Instruction:
Rewrite the data below, substituting "Días" for every "Fechas" and leaving everything else the same.

Collected data
■ ■ ■ ■ ■ ■ ■

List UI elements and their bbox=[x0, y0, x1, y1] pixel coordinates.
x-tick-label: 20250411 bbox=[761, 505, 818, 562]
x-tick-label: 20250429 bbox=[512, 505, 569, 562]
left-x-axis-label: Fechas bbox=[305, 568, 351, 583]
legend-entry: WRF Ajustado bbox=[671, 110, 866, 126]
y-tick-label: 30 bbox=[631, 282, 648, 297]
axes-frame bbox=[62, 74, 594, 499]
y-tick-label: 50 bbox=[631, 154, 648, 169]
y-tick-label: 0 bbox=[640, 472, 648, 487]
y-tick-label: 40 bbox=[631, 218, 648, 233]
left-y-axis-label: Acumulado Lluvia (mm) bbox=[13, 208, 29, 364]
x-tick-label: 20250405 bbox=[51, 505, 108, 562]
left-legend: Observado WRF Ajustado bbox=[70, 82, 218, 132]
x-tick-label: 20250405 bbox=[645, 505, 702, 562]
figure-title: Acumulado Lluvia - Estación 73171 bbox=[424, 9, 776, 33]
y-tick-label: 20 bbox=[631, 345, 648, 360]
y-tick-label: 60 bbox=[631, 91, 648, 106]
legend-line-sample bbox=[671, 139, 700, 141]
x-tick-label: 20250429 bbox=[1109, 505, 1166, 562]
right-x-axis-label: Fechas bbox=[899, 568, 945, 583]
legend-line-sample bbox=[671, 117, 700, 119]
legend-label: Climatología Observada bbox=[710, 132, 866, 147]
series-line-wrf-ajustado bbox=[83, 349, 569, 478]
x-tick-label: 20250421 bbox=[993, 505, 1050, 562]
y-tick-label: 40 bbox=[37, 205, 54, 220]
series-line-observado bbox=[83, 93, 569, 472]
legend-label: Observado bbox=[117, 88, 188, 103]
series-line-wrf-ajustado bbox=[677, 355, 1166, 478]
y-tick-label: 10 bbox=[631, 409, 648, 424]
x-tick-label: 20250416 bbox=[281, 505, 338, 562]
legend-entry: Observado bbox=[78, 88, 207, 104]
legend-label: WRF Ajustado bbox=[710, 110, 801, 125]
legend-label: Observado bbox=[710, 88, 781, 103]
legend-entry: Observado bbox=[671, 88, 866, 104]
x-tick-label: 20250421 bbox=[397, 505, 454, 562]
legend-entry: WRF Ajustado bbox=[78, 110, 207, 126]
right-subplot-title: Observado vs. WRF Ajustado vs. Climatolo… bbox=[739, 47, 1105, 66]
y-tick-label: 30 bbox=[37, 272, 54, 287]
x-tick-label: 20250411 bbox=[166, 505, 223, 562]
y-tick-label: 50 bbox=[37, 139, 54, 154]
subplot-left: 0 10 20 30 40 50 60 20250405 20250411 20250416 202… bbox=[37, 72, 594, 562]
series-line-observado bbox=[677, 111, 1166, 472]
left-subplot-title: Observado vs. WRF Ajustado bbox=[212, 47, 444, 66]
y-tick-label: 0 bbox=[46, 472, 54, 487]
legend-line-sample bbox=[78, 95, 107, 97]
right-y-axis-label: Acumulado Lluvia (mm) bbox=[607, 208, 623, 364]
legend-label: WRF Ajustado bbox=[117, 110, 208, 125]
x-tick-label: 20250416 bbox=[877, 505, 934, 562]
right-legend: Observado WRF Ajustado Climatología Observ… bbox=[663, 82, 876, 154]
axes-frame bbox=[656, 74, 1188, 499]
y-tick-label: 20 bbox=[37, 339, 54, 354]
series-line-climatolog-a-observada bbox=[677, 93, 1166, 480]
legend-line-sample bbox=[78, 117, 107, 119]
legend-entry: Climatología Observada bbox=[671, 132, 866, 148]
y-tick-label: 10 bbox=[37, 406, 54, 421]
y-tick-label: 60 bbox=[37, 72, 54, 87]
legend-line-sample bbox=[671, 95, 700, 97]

■ ■ ■ ■ ■ ■ ■

Response to this task:
List UI elements and their bbox=[x0, y0, x1, y1] pixel coordinates.
x-tick-label: 20250411 bbox=[761, 505, 818, 562]
x-tick-label: 20250429 bbox=[512, 505, 569, 562]
left-x-axis-label: Días bbox=[305, 568, 351, 583]
legend-entry: WRF Ajustado bbox=[671, 110, 866, 126]
y-tick-label: 30 bbox=[631, 282, 648, 297]
axes-frame bbox=[62, 74, 594, 499]
y-tick-label: 50 bbox=[631, 154, 648, 169]
y-tick-label: 0 bbox=[640, 472, 648, 487]
y-tick-label: 40 bbox=[631, 218, 648, 233]
left-y-axis-label: Acumulado Lluvia (mm) bbox=[13, 208, 29, 364]
x-tick-label: 20250405 bbox=[51, 505, 108, 562]
left-legend: Observado WRF Ajustado bbox=[70, 82, 218, 132]
x-tick-label: 20250405 bbox=[645, 505, 702, 562]
figure-title: Acumulado Lluvia - Estación 73171 bbox=[424, 9, 776, 33]
y-tick-label: 20 bbox=[631, 345, 648, 360]
y-tick-label: 60 bbox=[631, 91, 648, 106]
legend-line-sample bbox=[671, 139, 700, 141]
x-tick-label: 20250429 bbox=[1109, 505, 1166, 562]
right-x-axis-label: Días bbox=[899, 568, 945, 583]
legend-line-sample bbox=[671, 117, 700, 119]
legend-label: Climatología Observada bbox=[710, 132, 866, 147]
series-line-wrf-ajustado bbox=[83, 349, 569, 478]
x-tick-label: 20250421 bbox=[993, 505, 1050, 562]
y-tick-label: 40 bbox=[37, 205, 54, 220]
series-line-observado bbox=[83, 93, 569, 472]
legend-label: Observado bbox=[117, 88, 188, 103]
series-line-wrf-ajustado bbox=[677, 355, 1166, 478]
y-tick-label: 10 bbox=[631, 409, 648, 424]
x-tick-label: 20250416 bbox=[281, 505, 338, 562]
legend-entry: Observado bbox=[78, 88, 207, 104]
legend-label: WRF Ajustado bbox=[710, 110, 801, 125]
legend-label: Observado bbox=[710, 88, 781, 103]
legend-entry: Observado bbox=[671, 88, 866, 104]
x-tick-label: 20250421 bbox=[397, 505, 454, 562]
legend-entry: WRF Ajustado bbox=[78, 110, 207, 126]
right-subplot-title: Observado vs. WRF Ajustado vs. Climatolo… bbox=[739, 47, 1105, 66]
y-tick-label: 30 bbox=[37, 272, 54, 287]
x-tick-label: 20250411 bbox=[166, 505, 223, 562]
y-tick-label: 50 bbox=[37, 139, 54, 154]
subplot-left: 0 10 20 30 40 50 60 20250405 20250411 20250416 202… bbox=[37, 72, 594, 562]
series-line-observado bbox=[677, 111, 1166, 472]
left-subplot-title: Observado vs. WRF Ajustado bbox=[212, 47, 444, 66]
y-tick-label: 0 bbox=[46, 472, 54, 487]
legend-line-sample bbox=[78, 95, 107, 97]
right-y-axis-label: Acumulado Lluvia (mm) bbox=[607, 208, 623, 364]
legend-label: WRF Ajustado bbox=[117, 110, 208, 125]
x-tick-label: 20250416 bbox=[877, 505, 934, 562]
right-legend: Observado WRF Ajustado Climatología Observ… bbox=[663, 82, 876, 154]
axes-frame bbox=[656, 74, 1188, 499]
y-tick-label: 20 bbox=[37, 339, 54, 354]
series-line-climatolog-a-observada bbox=[677, 93, 1166, 480]
legend-line-sample bbox=[78, 117, 107, 119]
legend-entry: Climatología Observada bbox=[671, 132, 866, 148]
y-tick-label: 10 bbox=[37, 406, 54, 421]
y-tick-label: 60 bbox=[37, 72, 54, 87]
legend-line-sample bbox=[671, 95, 700, 97]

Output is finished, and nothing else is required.